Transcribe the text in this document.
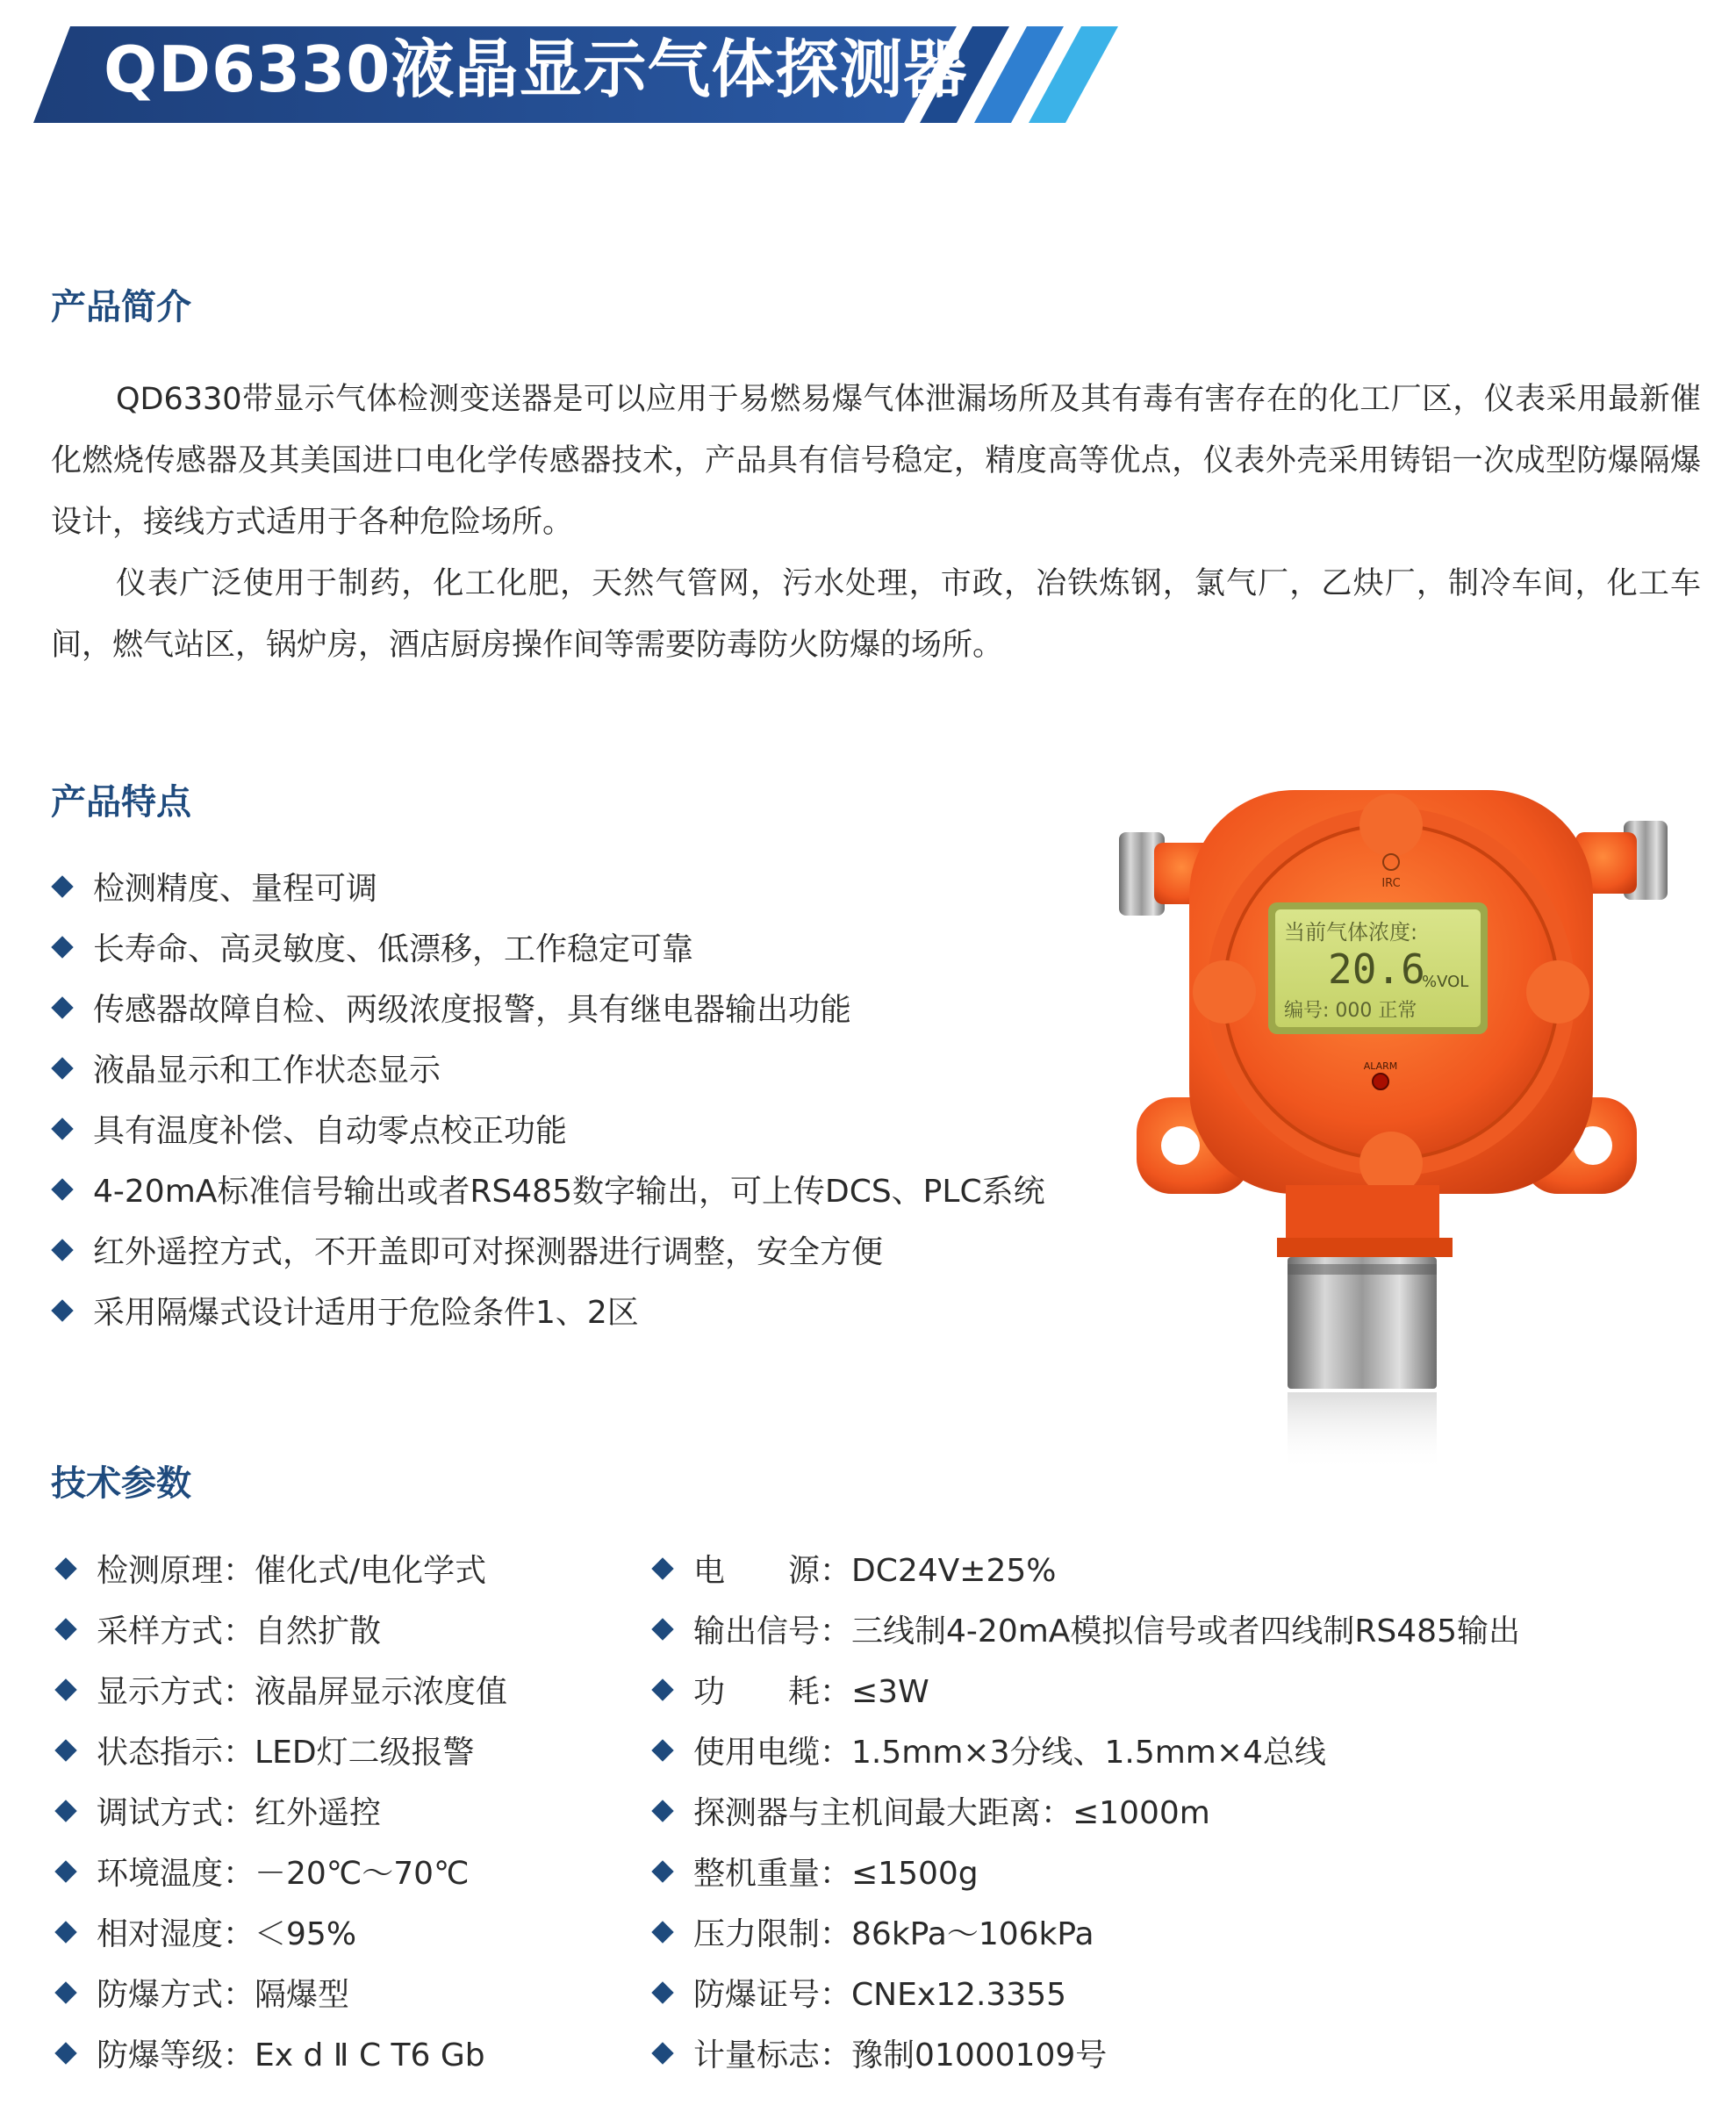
QD6330液晶显示气体探测器
产品简介

QD6330带显示气体检测变送器是可以应用于易燃易爆气体泄漏场所及其有毒有害存在的化工厂区，仪表采用最新催化燃烧传感器及其美国进口电化学传感器技术，产品具有信号稳定，精度高等优点，仪表外壳采用铸铝一次成型防爆隔爆设计，接线方式适用于各种危险场所。

仪表广泛使用于制药，化工化肥，天然气管网，污水处理，市政，冶铁炼钢，氯气厂，乙炔厂，制冷车间，化工车间，燃气站区，锅炉房，酒店厨房操作间等需要防毒防火防爆的场所。

产品特点
检测精度、量程可调
长寿命、高灵敏度、低漂移，工作稳定可靠
传感器故障自检、两级浓度报警，具有继电器输出功能
液晶显示和工作状态显示
具有温度补偿、自动零点校正功能
4-20mA标准信号输出或者RS485数字输出，可上传DCS、PLC系统
红外遥控方式，不开盖即可对探测器进行调整，安全方便
采用隔爆式设计适用于危险条件1、2区
IRC
当前气体浓度:
20.6
%VOL
编号: 000 正常
ALARM
技术参数
检测原理：催化式/电化学式
采样方式：自然扩散
显示方式：液晶屏显示浓度值
状态指示：LED灯二级报警
调试方式：红外遥控
环境温度：－20℃～70℃
相对湿度：＜95%
防爆方式：隔爆型
防爆等级：Ex d Ⅱ C T6 Gb
电　　源：DC24V±25%
输出信号：三线制4-20mA模拟信号或者四线制RS485输出
功　　耗：≤3W
使用电缆：1.5mm×3分线、1.5mm×4总线
探测器与主机间最大距离：≤1000m
整机重量：≤1500g
压力限制：86kPa～106kPa
防爆证号：CNEx12.3355
计量标志：豫制01000109号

# Stated task:
Transcribe the records above exactly as they appear, leaving out any pictures.

# Exercise output:
Transcribe the text in this document.
QD6330液晶显示气体探测器
产品简介

QD6330带显示气体检测变送器是可以应用于易燃易爆气体泄漏场所及其有毒有害存在的化工厂区，仪表采用最新催化燃烧传感器及其美国进口电化学传感器技术，产品具有信号稳定，精度高等优点，仪表外壳采用铸铝一次成型防爆隔爆设计，接线方式适用于各种危险场所。

仪表广泛使用于制药，化工化肥，天然气管网，污水处理，市政，冶铁炼钢，氯气厂，乙炔厂，制冷车间，化工车间，燃气站区，锅炉房，酒店厨房操作间等需要防毒防火防爆的场所。

产品特点
检测精度、量程可调
长寿命、高灵敏度、低漂移，工作稳定可靠
传感器故障自检、两级浓度报警，具有继电器输出功能
液晶显示和工作状态显示
具有温度补偿、自动零点校正功能
4-20mA标准信号输出或者RS485数字输出，可上传DCS、PLC系统
红外遥控方式，不开盖即可对探测器进行调整，安全方便
采用隔爆式设计适用于危险条件1、2区
IRC
当前气体浓度:
20.6
%VOL
编号: 000 正常
ALARM
技术参数
检测原理：催化式/电化学式
采样方式：自然扩散
显示方式：液晶屏显示浓度值
状态指示：LED灯二级报警
调试方式：红外遥控
环境温度：－20℃～70℃
相对湿度：＜95%
防爆方式：隔爆型
防爆等级：Ex d Ⅱ C T6 Gb
电　　源：DC24V±25%
输出信号：三线制4-20mA模拟信号或者四线制RS485输出
功　　耗：≤3W
使用电缆：1.5mm×3分线、1.5mm×4总线
探测器与主机间最大距离：≤1000m
整机重量：≤1500g
压力限制：86kPa～106kPa
防爆证号：CNEx12.3355
计量标志：豫制01000109号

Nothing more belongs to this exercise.